### Set exercise
All the records that follow need to be reproduced exactly. Omit the images.

### Data lines
-------

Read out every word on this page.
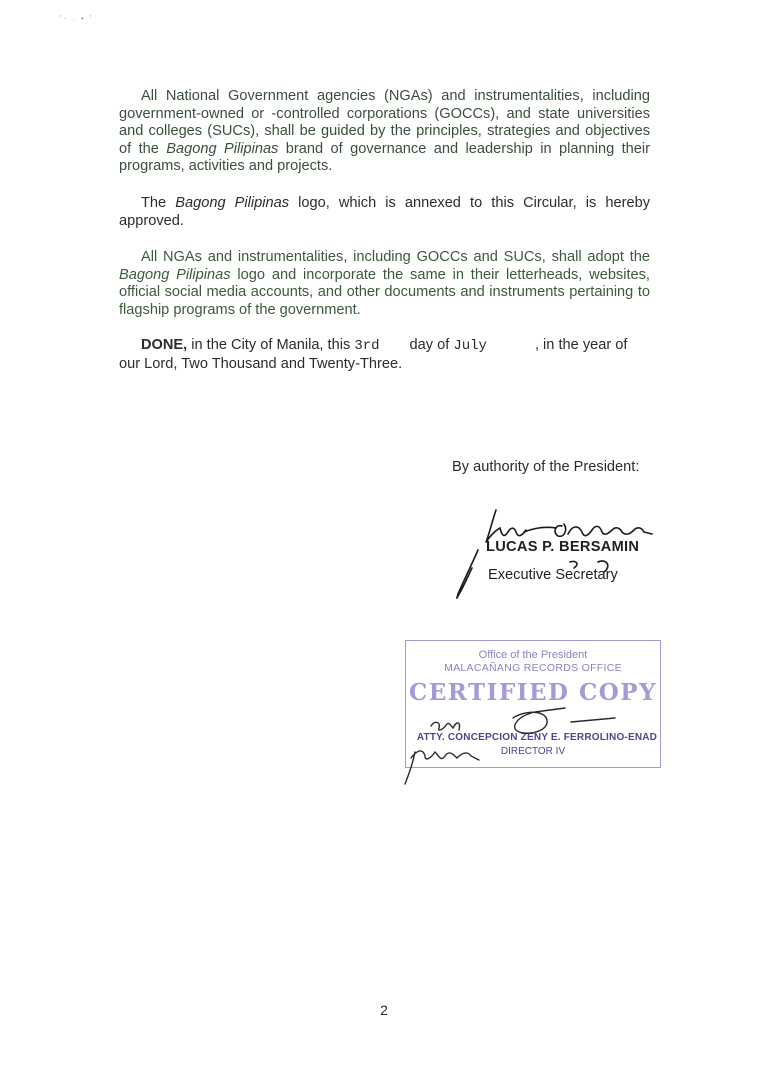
'· . • '

All National Government agencies (NGAs) and instrumentalities, including government-owned or -controlled corporations (GOCCs), and state universities and colleges (SUCs), shall be guided by the principles, strategies and objectives of the Bagong Pilipinas brand of governance and leadership in planning their programs, activities and projects.

The Bagong Pilipinas logo, which is annexed to this Circular, is hereby approved.

All NGAs and instrumentalities, including GOCCs and SUCs, shall adopt the Bagong Pilipinas logo and incorporate the same in their letterheads, websites, official social media accounts, and other documents and instruments pertaining to flagship programs of the government.

DONE, in the City of Manila, this 3rd day of July	, in the year of our Lord, Two Thousand and Twenty-Three.

By authority of the President:
LUCAS P. BERSAMIN
Executive Secretary
Office of the President
MALACAÑANG RECORDS OFFICE
CERTIFIED COPY
ATTY. CONCEPCION ZENY E. FERROLINO-ENAD
DIRECTOR IV
2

-------

### Response to the task
Read out every word on this page.
'· . • '

All National Government agencies (NGAs) and instrumentalities, including government-owned or -controlled corporations (GOCCs), and state universities and colleges (SUCs), shall be guided by the principles, strategies and objectives of the Bagong Pilipinas brand of governance and leadership in planning their programs, activities and projects.

The Bagong Pilipinas logo, which is annexed to this Circular, is hereby approved.

All NGAs and instrumentalities, including GOCCs and SUCs, shall adopt the Bagong Pilipinas logo and incorporate the same in their letterheads, websites, official social media accounts, and other documents and instruments pertaining to flagship programs of the government.

DONE, in the City of Manila, this 3rd day of July	, in the year of our Lord, Two Thousand and Twenty-Three.

By authority of the President:
LUCAS P. BERSAMIN
Executive Secretary
Office of the President
MALACAÑANG RECORDS OFFICE
CERTIFIED COPY
ATTY. CONCEPCION ZENY E. FERROLINO-ENAD
DIRECTOR IV
2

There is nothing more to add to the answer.